- AIM: Check each line of the entries below for the string "danymi" and state how many lines have it, with no other text.

Start of SOURCE DATA

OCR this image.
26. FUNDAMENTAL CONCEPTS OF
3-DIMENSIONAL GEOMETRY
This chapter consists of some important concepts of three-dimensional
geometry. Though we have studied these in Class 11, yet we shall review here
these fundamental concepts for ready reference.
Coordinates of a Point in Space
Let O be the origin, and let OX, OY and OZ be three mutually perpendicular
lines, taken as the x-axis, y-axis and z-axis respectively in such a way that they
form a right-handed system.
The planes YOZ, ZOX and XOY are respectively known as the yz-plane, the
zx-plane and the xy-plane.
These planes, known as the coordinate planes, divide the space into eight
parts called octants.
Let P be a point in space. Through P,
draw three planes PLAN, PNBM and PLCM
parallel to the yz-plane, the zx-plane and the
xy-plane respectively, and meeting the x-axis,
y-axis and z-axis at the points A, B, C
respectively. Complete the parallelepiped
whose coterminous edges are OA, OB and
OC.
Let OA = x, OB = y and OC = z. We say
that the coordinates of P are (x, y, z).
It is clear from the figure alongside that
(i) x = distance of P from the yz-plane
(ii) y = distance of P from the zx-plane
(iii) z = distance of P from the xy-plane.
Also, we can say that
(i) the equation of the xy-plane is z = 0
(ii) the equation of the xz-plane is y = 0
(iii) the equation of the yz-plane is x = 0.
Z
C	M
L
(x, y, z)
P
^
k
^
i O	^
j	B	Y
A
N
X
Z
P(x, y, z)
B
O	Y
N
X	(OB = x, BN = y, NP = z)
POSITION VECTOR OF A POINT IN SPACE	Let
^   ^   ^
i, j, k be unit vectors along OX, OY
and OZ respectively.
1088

End of SOURCE DATA
Start of SOURCE DATA

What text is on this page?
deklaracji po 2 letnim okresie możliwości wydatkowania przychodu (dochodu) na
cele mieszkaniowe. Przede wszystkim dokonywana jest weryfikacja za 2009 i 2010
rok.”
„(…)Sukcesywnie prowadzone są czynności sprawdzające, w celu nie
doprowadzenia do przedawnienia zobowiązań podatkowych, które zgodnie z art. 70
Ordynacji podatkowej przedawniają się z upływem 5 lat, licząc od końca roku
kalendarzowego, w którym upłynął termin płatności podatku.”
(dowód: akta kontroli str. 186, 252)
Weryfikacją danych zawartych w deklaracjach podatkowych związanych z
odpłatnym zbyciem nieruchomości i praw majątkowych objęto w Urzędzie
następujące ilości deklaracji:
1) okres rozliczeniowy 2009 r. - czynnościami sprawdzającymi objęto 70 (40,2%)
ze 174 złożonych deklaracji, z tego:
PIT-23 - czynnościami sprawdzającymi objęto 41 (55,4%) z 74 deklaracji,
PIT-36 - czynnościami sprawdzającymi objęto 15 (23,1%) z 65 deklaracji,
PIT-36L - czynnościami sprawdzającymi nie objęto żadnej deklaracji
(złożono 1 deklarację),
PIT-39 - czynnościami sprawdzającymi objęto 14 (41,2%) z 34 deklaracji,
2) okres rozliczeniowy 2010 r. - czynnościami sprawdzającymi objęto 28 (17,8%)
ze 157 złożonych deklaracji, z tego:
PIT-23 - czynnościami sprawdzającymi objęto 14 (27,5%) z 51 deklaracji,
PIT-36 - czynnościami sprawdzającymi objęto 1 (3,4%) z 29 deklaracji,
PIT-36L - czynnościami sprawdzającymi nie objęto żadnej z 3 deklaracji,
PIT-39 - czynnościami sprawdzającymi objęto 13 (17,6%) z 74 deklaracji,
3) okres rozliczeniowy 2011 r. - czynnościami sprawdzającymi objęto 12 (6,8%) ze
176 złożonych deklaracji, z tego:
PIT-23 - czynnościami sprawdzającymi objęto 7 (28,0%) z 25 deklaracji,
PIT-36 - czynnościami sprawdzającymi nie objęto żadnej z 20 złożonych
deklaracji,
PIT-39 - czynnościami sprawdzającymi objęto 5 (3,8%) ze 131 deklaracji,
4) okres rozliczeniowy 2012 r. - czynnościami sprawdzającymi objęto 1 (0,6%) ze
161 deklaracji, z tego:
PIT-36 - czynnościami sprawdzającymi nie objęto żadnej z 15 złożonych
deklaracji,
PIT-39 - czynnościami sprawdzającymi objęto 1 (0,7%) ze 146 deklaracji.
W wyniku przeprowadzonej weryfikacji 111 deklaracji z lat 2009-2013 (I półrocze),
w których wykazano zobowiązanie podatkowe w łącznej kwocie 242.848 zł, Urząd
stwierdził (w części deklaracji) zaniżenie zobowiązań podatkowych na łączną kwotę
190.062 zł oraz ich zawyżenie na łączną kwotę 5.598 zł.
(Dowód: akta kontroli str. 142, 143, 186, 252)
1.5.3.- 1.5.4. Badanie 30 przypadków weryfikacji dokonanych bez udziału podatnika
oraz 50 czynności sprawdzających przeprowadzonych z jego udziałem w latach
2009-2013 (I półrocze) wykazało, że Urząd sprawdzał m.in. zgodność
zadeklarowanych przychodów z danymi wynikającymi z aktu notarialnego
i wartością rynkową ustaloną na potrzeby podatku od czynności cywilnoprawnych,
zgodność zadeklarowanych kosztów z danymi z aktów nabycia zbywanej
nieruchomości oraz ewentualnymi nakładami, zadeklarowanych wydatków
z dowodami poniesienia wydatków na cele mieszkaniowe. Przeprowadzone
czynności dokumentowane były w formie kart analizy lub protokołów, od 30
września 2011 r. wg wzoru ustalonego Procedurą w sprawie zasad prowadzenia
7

End of SOURCE DATA

- SOLUTION TO THIS PROBLEM: 2